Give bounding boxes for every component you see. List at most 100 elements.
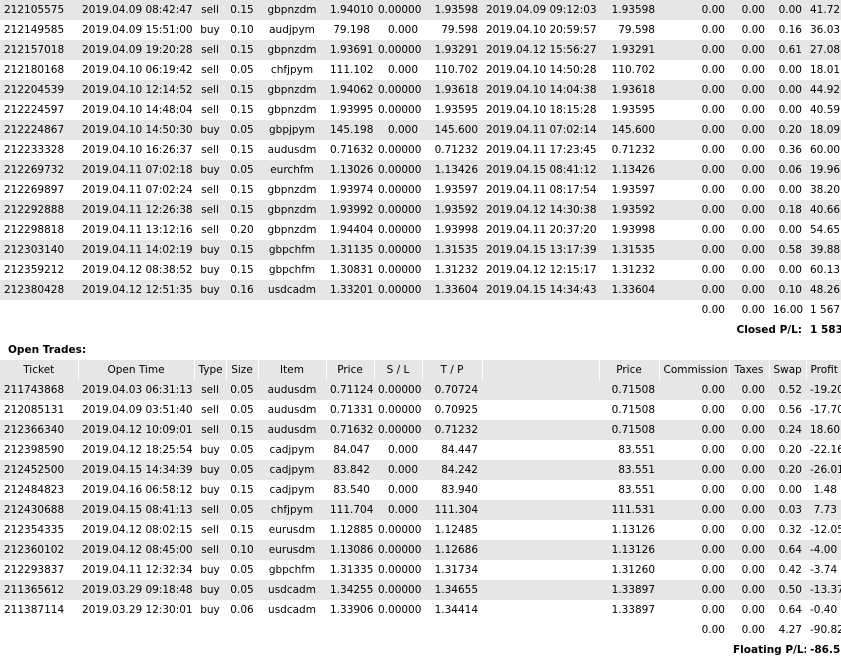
cell-close-price: 0.71508 [611, 404, 655, 416]
cell-item: chfjpym [258, 500, 326, 520]
cell-close-price: 1.93592 [599, 200, 659, 220]
cell-commission: 0.00 [701, 524, 725, 536]
cell-type: buy [200, 484, 220, 496]
closed-totals-row: 0.00 0.00 16.00 1 567.77 [0, 300, 841, 320]
cell-swap: 0.61 [769, 40, 806, 60]
cell-item: gbpnzdm [267, 224, 317, 236]
cell-taxes: 0.00 [729, 0, 769, 20]
cell-ticket: 212354335 [4, 524, 65, 536]
table-row: 212452500 2019.04.15 14:34:39 buy 0.05 cadjp… [0, 460, 841, 480]
cell-commission: 0.00 [701, 264, 725, 276]
cell-open-time: 2019.04.11 13:12:16 [82, 224, 193, 236]
cell-close-price: 83.551 [618, 444, 655, 456]
cell-sl: 0.00000 [378, 104, 422, 116]
cell-item: eurchfm [258, 160, 326, 180]
cell-type: buy [194, 580, 226, 600]
table-row: 212293837 2019.04.11 12:32:34 buy 0.05 gbpch… [0, 560, 841, 580]
cell-commission: 0.00 [659, 580, 729, 600]
cell-close-time: 2019.04.11 20:37:20 [486, 224, 597, 236]
cell-size: 0.05 [230, 564, 254, 576]
cell-size: 0.05 [226, 380, 258, 400]
cell-taxes: 0.00 [741, 224, 765, 236]
cell-profit: 60.13 [810, 264, 841, 276]
cell-price: 0.71632 [326, 420, 374, 440]
cell-price: 1.30831 [330, 264, 374, 276]
cell-close-time: 2019.04.10 14:04:38 [482, 80, 599, 100]
cell-open-time: 2019.04.15 08:41:13 [78, 500, 194, 520]
cell-type: buy [200, 604, 220, 616]
header-blank [482, 360, 600, 380]
table-row: 212085131 2019.04.09 03:51:40 sell 0.05 audu… [0, 400, 841, 420]
cell-profit: 18.60 [806, 420, 841, 440]
cell-size: 0.15 [230, 144, 254, 156]
cell-open-time: 2019.04.12 08:02:15 [82, 524, 193, 536]
cell-tp: 111.304 [422, 500, 482, 520]
cell-type: buy [194, 240, 226, 260]
cell-item: gbpjpym [258, 120, 326, 140]
cell-commission: 0.00 [659, 160, 729, 180]
statement-page: 212105575 2019.04.09 08:42:47 sell 0.15 gbpn… [0, 0, 841, 663]
cell-size: 0.15 [230, 104, 254, 116]
cell-size: 0.05 [226, 500, 258, 520]
cell-ticket: 212452500 [0, 460, 78, 480]
closed-pl-label: Closed P/L: [736, 324, 802, 336]
cell-commission: 0.00 [659, 420, 729, 440]
cell-taxes: 0.00 [729, 500, 769, 520]
cell-ticket: 212233328 [4, 144, 65, 156]
cell-tp: 1.12485 [434, 524, 478, 536]
cell-type: sell [194, 200, 226, 220]
cell-open-time: 2019.04.10 06:19:42 [82, 64, 193, 76]
table-row: 212298818 2019.04.11 13:12:16 sell 0.20 gbpn… [0, 220, 841, 240]
cell-size: 0.20 [230, 224, 254, 236]
table-row: 211387114 2019.03.29 12:30:01 buy 0.06 usdca… [0, 600, 841, 620]
cell-ticket: 212360102 [0, 540, 78, 560]
cell-taxes: 0.00 [729, 460, 769, 480]
cell-price: 1.33906 [330, 604, 374, 616]
cell-blank [482, 540, 599, 560]
cell-open-time: 2019.04.11 07:02:24 [82, 184, 193, 196]
table-row: 212157018 2019.04.09 19:20:28 sell 0.15 gbpn… [0, 40, 841, 60]
cell-type: buy [194, 460, 226, 480]
cell-taxes: 0.00 [741, 64, 765, 76]
cell-open-time: 2019.04.11 14:02:19 [78, 240, 194, 260]
cell-swap: 0.20 [769, 460, 806, 480]
cell-commission: 0.00 [701, 564, 725, 576]
cell-tp: 1.31535 [422, 240, 482, 260]
cell-price: 111.704 [326, 500, 374, 520]
cell-sl: 0.00000 [374, 200, 422, 220]
cell-tp: 83.940 [441, 484, 478, 496]
cell-commission: 0.00 [701, 144, 725, 156]
table-row: 212303140 2019.04.11 14:02:19 buy 0.15 gbpch… [0, 240, 841, 260]
cell-close-price: 1.93598 [599, 0, 659, 20]
cell-item: chfjpym [270, 64, 314, 76]
cell-price: 83.842 [326, 460, 374, 480]
cell-close-price: 1.93618 [599, 80, 659, 100]
cell-close-price: 0.71508 [599, 420, 659, 440]
open-trades-title: Open Trades: [8, 344, 87, 356]
cell-profit: 39.88 [806, 240, 841, 260]
cell-profit: 60.00 [810, 144, 841, 156]
cell-type: buy [200, 444, 220, 456]
cell-profit: 18.01 [810, 64, 841, 76]
cell-price: 1.31335 [330, 564, 374, 576]
cell-tp: 1.93592 [422, 200, 482, 220]
table-row: 212269897 2019.04.11 07:02:24 sell 0.15 gbpn… [0, 180, 841, 200]
cell-blank [482, 440, 599, 460]
table-row: 212269732 2019.04.11 07:02:18 buy 0.05 eurch… [0, 160, 841, 180]
cell-size: 0.05 [226, 160, 258, 180]
cell-item: gbpchfm [268, 564, 316, 576]
cell-profit: 18.09 [806, 120, 841, 140]
cell-profit: 38.20 [810, 184, 841, 196]
cell-profit: 40.59 [810, 104, 841, 116]
cell-item: usdcadm [258, 280, 326, 300]
cell-taxes: 0.00 [729, 160, 769, 180]
cell-open-time: 2019.03.29 12:30:01 [82, 604, 193, 616]
cell-profit: 54.65 [810, 224, 841, 236]
cell-close-time: 2019.04.15 08:41:12 [482, 160, 599, 180]
cell-sl: 0.00000 [374, 420, 422, 440]
cell-profit: 40.66 [806, 200, 841, 220]
cell-item: cadjpym [269, 444, 315, 456]
cell-ticket: 212292888 [0, 200, 78, 220]
cell-profit: 27.08 [806, 40, 841, 60]
cell-open-time: 2019.04.12 18:25:54 [82, 444, 193, 456]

* [GIVEN EXERCISE]:
Could you rewrite the listing, changing "component" to "visible item" and keeping everything else the same, but leaving out the picture?

* [EXERCISE RESPONSE]:
Give bounding boxes for every visible item you see. List at most 100 elements.
cell-close-price: 0.71508 [611, 404, 655, 416]
cell-item: chfjpym [258, 500, 326, 520]
cell-close-price: 1.93592 [599, 200, 659, 220]
cell-commission: 0.00 [701, 524, 725, 536]
cell-type: buy [200, 484, 220, 496]
closed-totals-row: 0.00 0.00 16.00 1 567.77 [0, 300, 841, 320]
cell-swap: 0.61 [769, 40, 806, 60]
cell-item: gbpnzdm [267, 224, 317, 236]
cell-taxes: 0.00 [729, 0, 769, 20]
cell-ticket: 212354335 [4, 524, 65, 536]
table-row: 212452500 2019.04.15 14:34:39 buy 0.05 cadjp… [0, 460, 841, 480]
cell-commission: 0.00 [701, 264, 725, 276]
cell-open-time: 2019.04.11 13:12:16 [82, 224, 193, 236]
cell-close-price: 83.551 [618, 444, 655, 456]
cell-sl: 0.00000 [378, 104, 422, 116]
cell-item: eurchfm [258, 160, 326, 180]
cell-type: buy [194, 580, 226, 600]
table-row: 212293837 2019.04.11 12:32:34 buy 0.05 gbpch… [0, 560, 841, 580]
cell-commission: 0.00 [659, 580, 729, 600]
cell-close-time: 2019.04.11 20:37:20 [486, 224, 597, 236]
cell-size: 0.05 [230, 564, 254, 576]
cell-size: 0.05 [226, 380, 258, 400]
cell-taxes: 0.00 [741, 224, 765, 236]
cell-profit: 60.13 [810, 264, 841, 276]
cell-price: 0.71632 [326, 420, 374, 440]
cell-price: 1.30831 [330, 264, 374, 276]
cell-close-time: 2019.04.10 14:04:38 [482, 80, 599, 100]
cell-open-time: 2019.04.15 08:41:13 [78, 500, 194, 520]
cell-type: buy [200, 604, 220, 616]
header-blank [482, 360, 600, 380]
table-row: 212085131 2019.04.09 03:51:40 sell 0.05 audu… [0, 400, 841, 420]
cell-profit: 18.60 [806, 420, 841, 440]
cell-size: 0.15 [230, 144, 254, 156]
cell-open-time: 2019.04.12 08:02:15 [82, 524, 193, 536]
cell-tp: 111.304 [422, 500, 482, 520]
cell-type: buy [194, 240, 226, 260]
cell-item: gbpjpym [258, 120, 326, 140]
cell-commission: 0.00 [659, 160, 729, 180]
statement-page: 212105575 2019.04.09 08:42:47 sell 0.15 gbpn… [0, 0, 841, 663]
cell-size: 0.15 [230, 104, 254, 116]
cell-size: 0.05 [226, 500, 258, 520]
cell-ticket: 212452500 [0, 460, 78, 480]
closed-pl-label: Closed P/L: [736, 324, 802, 336]
cell-commission: 0.00 [659, 420, 729, 440]
cell-taxes: 0.00 [729, 500, 769, 520]
cell-ticket: 212233328 [4, 144, 65, 156]
cell-tp: 1.12485 [434, 524, 478, 536]
cell-type: sell [194, 200, 226, 220]
cell-open-time: 2019.04.10 06:19:42 [82, 64, 193, 76]
table-row: 212298818 2019.04.11 13:12:16 sell 0.20 gbpn… [0, 220, 841, 240]
cell-size: 0.20 [230, 224, 254, 236]
table-row: 211387114 2019.03.29 12:30:01 buy 0.06 usdca… [0, 600, 841, 620]
cell-ticket: 212360102 [0, 540, 78, 560]
cell-taxes: 0.00 [729, 460, 769, 480]
cell-price: 1.33906 [330, 604, 374, 616]
cell-blank [482, 540, 599, 560]
cell-open-time: 2019.04.11 07:02:24 [82, 184, 193, 196]
table-row: 212157018 2019.04.09 19:20:28 sell 0.15 gbpn… [0, 40, 841, 60]
cell-type: buy [194, 460, 226, 480]
cell-taxes: 0.00 [741, 64, 765, 76]
cell-open-time: 2019.04.11 14:02:19 [78, 240, 194, 260]
cell-swap: 0.20 [769, 460, 806, 480]
cell-commission: 0.00 [701, 564, 725, 576]
cell-tp: 1.31535 [422, 240, 482, 260]
cell-price: 111.704 [326, 500, 374, 520]
cell-sl: 0.00000 [374, 200, 422, 220]
cell-tp: 83.940 [441, 484, 478, 496]
cell-commission: 0.00 [701, 144, 725, 156]
table-row: 212303140 2019.04.11 14:02:19 buy 0.15 gbpch… [0, 240, 841, 260]
cell-close-price: 1.93598 [599, 0, 659, 20]
cell-item: chfjpym [270, 64, 314, 76]
cell-price: 83.842 [326, 460, 374, 480]
cell-close-price: 1.93618 [599, 80, 659, 100]
cell-close-price: 0.71508 [599, 420, 659, 440]
open-trades-title: Open Trades: [8, 344, 87, 356]
cell-profit: 39.88 [806, 240, 841, 260]
cell-profit: 60.00 [810, 144, 841, 156]
cell-type: buy [200, 444, 220, 456]
cell-profit: 18.01 [810, 64, 841, 76]
cell-price: 1.31335 [330, 564, 374, 576]
cell-tp: 1.93592 [422, 200, 482, 220]
table-row: 212269897 2019.04.11 07:02:24 sell 0.15 gbpn… [0, 180, 841, 200]
cell-blank [482, 440, 599, 460]
table-row: 212269732 2019.04.11 07:02:18 buy 0.05 eurch… [0, 160, 841, 180]
cell-size: 0.05 [226, 160, 258, 180]
cell-item: gbpchfm [268, 564, 316, 576]
cell-profit: 18.09 [806, 120, 841, 140]
cell-profit: 38.20 [810, 184, 841, 196]
cell-profit: 40.59 [810, 104, 841, 116]
cell-item: usdcadm [258, 280, 326, 300]
cell-taxes: 0.00 [729, 160, 769, 180]
cell-open-time: 2019.03.29 12:30:01 [82, 604, 193, 616]
cell-profit: 54.65 [810, 224, 841, 236]
cell-close-time: 2019.04.15 08:41:12 [482, 160, 599, 180]
cell-sl: 0.00000 [374, 420, 422, 440]
cell-profit: 40.66 [806, 200, 841, 220]
cell-item: cadjpym [269, 444, 315, 456]
cell-ticket: 212292888 [0, 200, 78, 220]
cell-profit: 27.08 [806, 40, 841, 60]
cell-open-time: 2019.04.12 18:25:54 [82, 444, 193, 456]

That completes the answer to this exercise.